Exercise —
Drop the pictures, then extract the listing word for word.
--- START OF Information provided ---
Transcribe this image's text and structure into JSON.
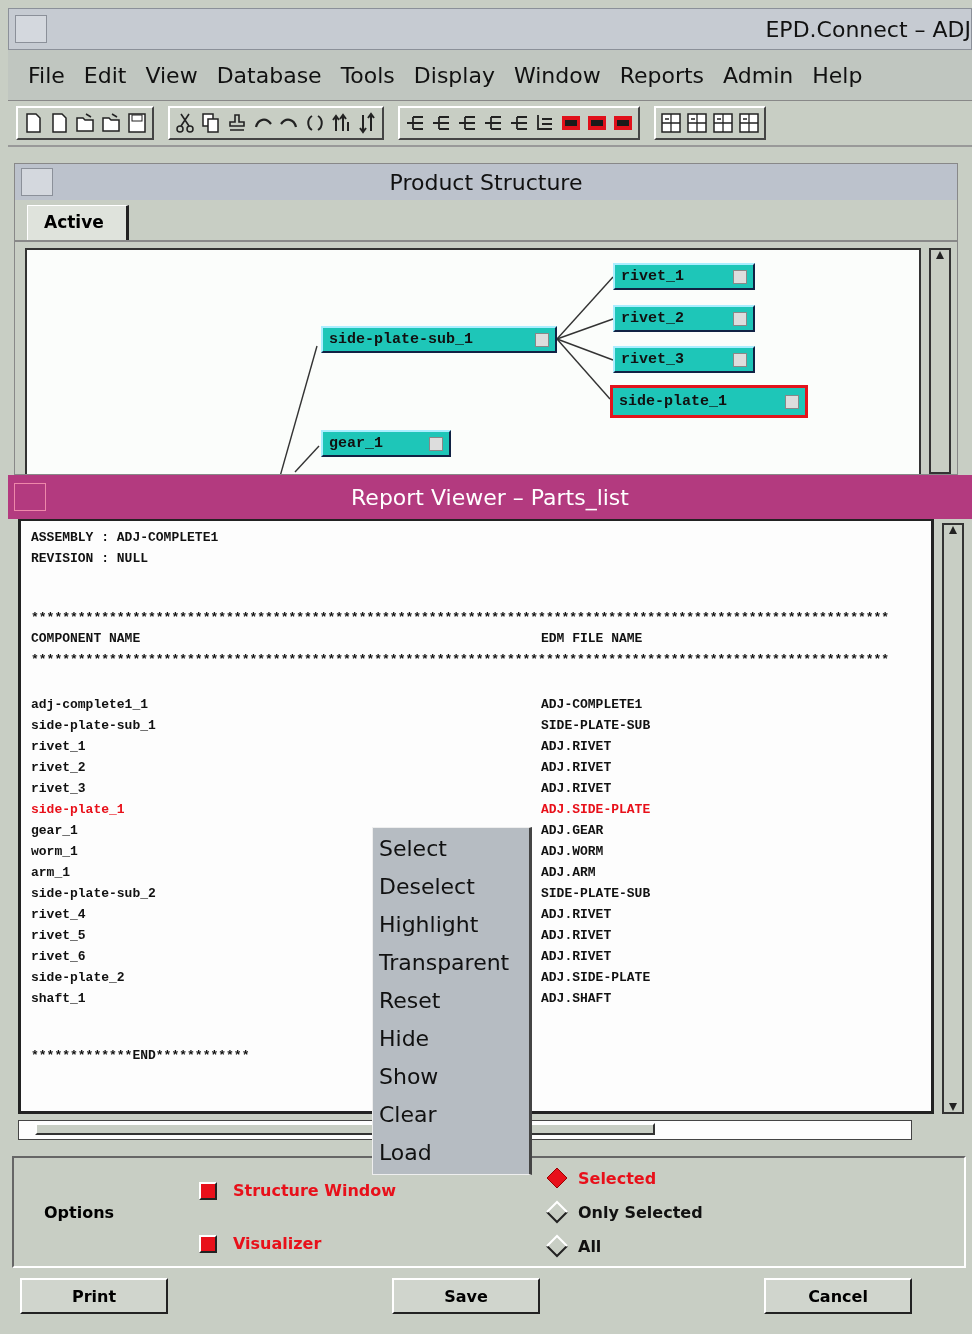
{
  "window": {
    "title": "EPD.Connect – ADJ"
  },
  "menu": [
    "File",
    "Edit",
    "View",
    "Database",
    "Tools",
    "Display",
    "Window",
    "Reports",
    "Admin",
    "Help"
  ],
  "product_structure": {
    "title": "Product Structure",
    "tabs": [
      {
        "label": "Active",
        "selected": true
      }
    ],
    "tree": [
      {
        "label": "side-plate-sub_1",
        "selected": false,
        "children": [
          {
            "label": "rivet_1",
            "selected": false
          },
          {
            "label": "rivet_2",
            "selected": false
          },
          {
            "label": "rivet_3",
            "selected": false
          },
          {
            "label": "side-plate_1",
            "selected": true
          }
        ]
      },
      {
        "label": "gear_1",
        "selected": false
      }
    ]
  },
  "report_viewer": {
    "title": "Report Viewer – Parts_list",
    "header": [
      "ASSEMBLY : ADJ-COMPLETE1",
      "REVISION : NULL"
    ],
    "rule": "**************************************************************************************************************",
    "columns": [
      "COMPONENT NAME",
      "EDM FILE NAME"
    ],
    "rows": [
      {
        "component": "adj-complete1_1",
        "file": "ADJ-COMPLETE1",
        "selected": false
      },
      {
        "component": "side-plate-sub_1",
        "file": "SIDE-PLATE-SUB",
        "selected": false
      },
      {
        "component": "rivet_1",
        "file": "ADJ.RIVET",
        "selected": false
      },
      {
        "component": "rivet_2",
        "file": "ADJ.RIVET",
        "selected": false
      },
      {
        "component": "rivet_3",
        "file": "ADJ.RIVET",
        "selected": false
      },
      {
        "component": "side-plate_1",
        "file": "ADJ.SIDE-PLATE",
        "selected": true
      },
      {
        "component": "gear_1",
        "file": "ADJ.GEAR",
        "selected": false
      },
      {
        "component": "worm_1",
        "file": "ADJ.WORM",
        "selected": false
      },
      {
        "component": "arm_1",
        "file": "ADJ.ARM",
        "selected": false
      },
      {
        "component": "side-plate-sub_2",
        "file": "SIDE-PLATE-SUB",
        "selected": false
      },
      {
        "component": "rivet_4",
        "file": "ADJ.RIVET",
        "selected": false
      },
      {
        "component": "rivet_5",
        "file": "ADJ.RIVET",
        "selected": false
      },
      {
        "component": "rivet_6",
        "file": "ADJ.RIVET",
        "selected": false
      },
      {
        "component": "side-plate_2",
        "file": "ADJ.SIDE-PLATE",
        "selected": false
      },
      {
        "component": "shaft_1",
        "file": "ADJ.SHAFT",
        "selected": false
      }
    ],
    "footer": "*************END************",
    "context_menu": [
      "Select",
      "Deselect",
      "Highlight",
      "Transparent",
      "Reset",
      "Hide",
      "Show",
      "Clear",
      "Load"
    ],
    "options": {
      "label": "Options",
      "checkboxes": [
        {
          "label": "Structure Window",
          "checked": true
        },
        {
          "label": "Visualizer",
          "checked": true
        }
      ],
      "radios": [
        {
          "label": "Selected",
          "selected": true
        },
        {
          "label": "Only Selected",
          "selected": false
        },
        {
          "label": "All",
          "selected": false
        }
      ]
    },
    "buttons": [
      "Print",
      "Save",
      "Cancel"
    ]
  }
}
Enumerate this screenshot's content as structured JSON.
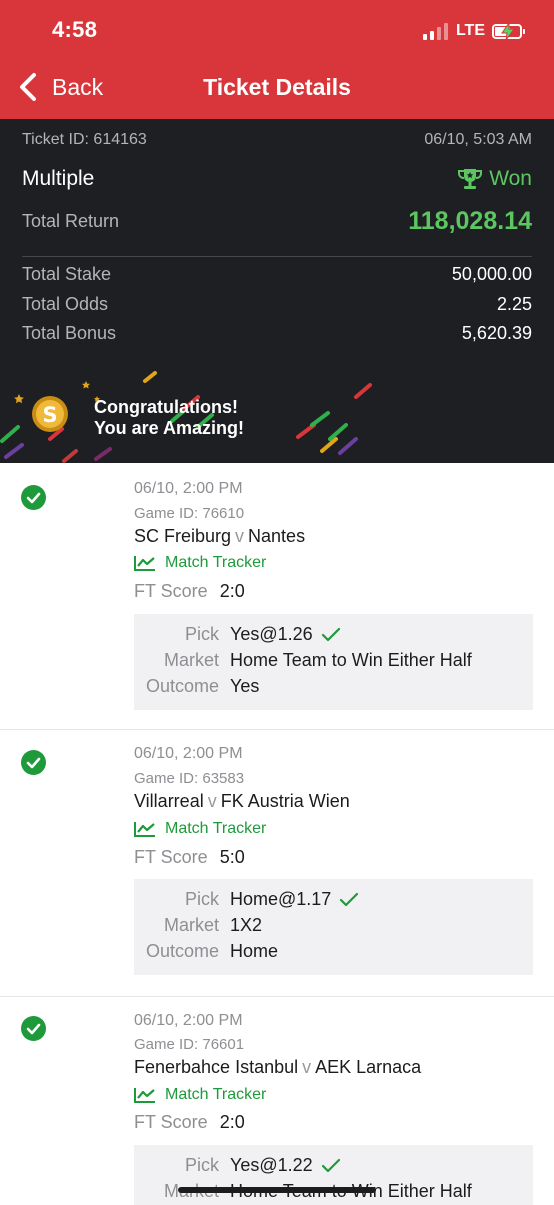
{
  "status_bar": {
    "time": "4:58",
    "network": "LTE"
  },
  "nav": {
    "back_label": "Back",
    "title": "Ticket Details"
  },
  "ticket": {
    "id_label": "Ticket ID: 614163",
    "datetime": "06/10, 5:03 AM",
    "type": "Multiple",
    "status": "Won",
    "total_return_label": "Total Return",
    "total_return": "118,028.14",
    "rows": [
      {
        "label": "Total Stake",
        "value": "50,000.00"
      },
      {
        "label": "Total Odds",
        "value": "2.25"
      },
      {
        "label": "Total Bonus",
        "value": "5,620.39"
      }
    ],
    "banner_line1": "Congratulations!",
    "banner_line2": "You are Amazing!"
  },
  "labels": {
    "match_tracker": "Match Tracker",
    "ft_score": "FT Score",
    "pick": "Pick",
    "market": "Market",
    "outcome": "Outcome",
    "vs": "v"
  },
  "matches": [
    {
      "time": "06/10, 2:00 PM",
      "game_id": "Game ID: 76610",
      "home": "SC Freiburg",
      "away": "Nantes",
      "score": "2:0",
      "pick": "Yes@1.26",
      "market": "Home Team to Win Either Half",
      "outcome": "Yes"
    },
    {
      "time": "06/10, 2:00 PM",
      "game_id": "Game ID: 63583",
      "home": "Villarreal",
      "away": "FK Austria Wien",
      "score": "5:0",
      "pick": "Home@1.17",
      "market": "1X2",
      "outcome": "Home"
    },
    {
      "time": "06/10, 2:00 PM",
      "game_id": "Game ID: 76601",
      "home": "Fenerbahce Istanbul",
      "away": "AEK Larnaca",
      "score": "2:0",
      "pick": "Yes@1.22",
      "market": "Home Team to Win Either Half",
      "outcome": ""
    }
  ],
  "colors": {
    "header_red": "#d8363a",
    "panel_dark": "#1e1f23",
    "win_green": "#5cc760",
    "check_green": "#1e9a3a"
  }
}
--- END OF Information provided ---
Answer to this problem —
Transcribe this image's text and structure into JSON.
{
  "window": {
    "title": "EPD.Connect – ADJ"
  },
  "menu": [
    "File",
    "Edit",
    "View",
    "Database",
    "Tools",
    "Display",
    "Window",
    "Reports",
    "Admin",
    "Help"
  ],
  "product_structure": {
    "title": "Product Structure",
    "tabs": [
      {
        "label": "Active",
        "selected": true
      }
    ],
    "tree": [
      {
        "label": "side-plate-sub_1",
        "selected": false,
        "children": [
          {
            "label": "rivet_1",
            "selected": false
          },
          {
            "label": "rivet_2",
            "selected": false
          },
          {
            "label": "rivet_3",
            "selected": false
          },
          {
            "label": "side-plate_1",
            "selected": true
          }
        ]
      },
      {
        "label": "gear_1",
        "selected": false
      }
    ]
  },
  "report_viewer": {
    "title": "Report Viewer – Parts_list",
    "header": [
      "ASSEMBLY : ADJ-COMPLETE1",
      "REVISION : NULL"
    ],
    "rule": "**************************************************************************************************************",
    "columns": [
      "COMPONENT NAME",
      "EDM FILE NAME"
    ],
    "rows": [
      {
        "component": "adj-complete1_1",
        "file": "ADJ-COMPLETE1",
        "selected": false
      },
      {
        "component": "side-plate-sub_1",
        "file": "SIDE-PLATE-SUB",
        "selected": false
      },
      {
        "component": "rivet_1",
        "file": "ADJ.RIVET",
        "selected": false
      },
      {
        "component": "rivet_2",
        "file": "ADJ.RIVET",
        "selected": false
      },
      {
        "component": "rivet_3",
        "file": "ADJ.RIVET",
        "selected": false
      },
      {
        "component": "side-plate_1",
        "file": "ADJ.SIDE-PLATE",
        "selected": true
      },
      {
        "component": "gear_1",
        "file": "ADJ.GEAR",
        "selected": false
      },
      {
        "component": "worm_1",
        "file": "ADJ.WORM",
        "selected": false
      },
      {
        "component": "arm_1",
        "file": "ADJ.ARM",
        "selected": false
      },
      {
        "component": "side-plate-sub_2",
        "file": "SIDE-PLATE-SUB",
        "selected": false
      },
      {
        "component": "rivet_4",
        "file": "ADJ.RIVET",
        "selected": false
      },
      {
        "component": "rivet_5",
        "file": "ADJ.RIVET",
        "selected": false
      },
      {
        "component": "rivet_6",
        "file": "ADJ.RIVET",
        "selected": false
      },
      {
        "component": "side-plate_2",
        "file": "ADJ.SIDE-PLATE",
        "selected": false
      },
      {
        "component": "shaft_1",
        "file": "ADJ.SHAFT",
        "selected": false
      }
    ],
    "footer": "*************END************",
    "context_menu": [
      "Select",
      "Deselect",
      "Highlight",
      "Transparent",
      "Reset",
      "Hide",
      "Show",
      "Clear",
      "Load"
    ],
    "options": {
      "label": "Options",
      "checkboxes": [
        {
          "label": "Structure Window",
          "checked": true
        },
        {
          "label": "Visualizer",
          "checked": true
        }
      ],
      "radios": [
        {
          "label": "Selected",
          "selected": true
        },
        {
          "label": "Only Selected",
          "selected": false
        },
        {
          "label": "All",
          "selected": false
        }
      ]
    },
    "buttons": [
      "Print",
      "Save",
      "Cancel"
    ]
  }
}
Enumerate this screenshot's content as structured JSON.
{
  "status_bar": {
    "time": "4:58",
    "network": "LTE"
  },
  "nav": {
    "back_label": "Back",
    "title": "Ticket Details"
  },
  "ticket": {
    "id_label": "Ticket ID: 614163",
    "datetime": "06/10, 5:03 AM",
    "type": "Multiple",
    "status": "Won",
    "total_return_label": "Total Return",
    "total_return": "118,028.14",
    "rows": [
      {
        "label": "Total Stake",
        "value": "50,000.00"
      },
      {
        "label": "Total Odds",
        "value": "2.25"
      },
      {
        "label": "Total Bonus",
        "value": "5,620.39"
      }
    ],
    "banner_line1": "Congratulations!",
    "banner_line2": "You are Amazing!"
  },
  "labels": {
    "match_tracker": "Match Tracker",
    "ft_score": "FT Score",
    "pick": "Pick",
    "market": "Market",
    "outcome": "Outcome",
    "vs": "v"
  },
  "matches": [
    {
      "time": "06/10, 2:00 PM",
      "game_id": "Game ID: 76610",
      "home": "SC Freiburg",
      "away": "Nantes",
      "score": "2:0",
      "pick": "Yes@1.26",
      "market": "Home Team to Win Either Half",
      "outcome": "Yes"
    },
    {
      "time": "06/10, 2:00 PM",
      "game_id": "Game ID: 63583",
      "home": "Villarreal",
      "away": "FK Austria Wien",
      "score": "5:0",
      "pick": "Home@1.17",
      "market": "1X2",
      "outcome": "Home"
    },
    {
      "time": "06/10, 2:00 PM",
      "game_id": "Game ID: 76601",
      "home": "Fenerbahce Istanbul",
      "away": "AEK Larnaca",
      "score": "2:0",
      "pick": "Yes@1.22",
      "market": "Home Team to Win Either Half",
      "outcome": ""
    }
  ],
  "colors": {
    "header_red": "#d8363a",
    "panel_dark": "#1e1f23",
    "win_green": "#5cc760",
    "check_green": "#1e9a3a"
  }
}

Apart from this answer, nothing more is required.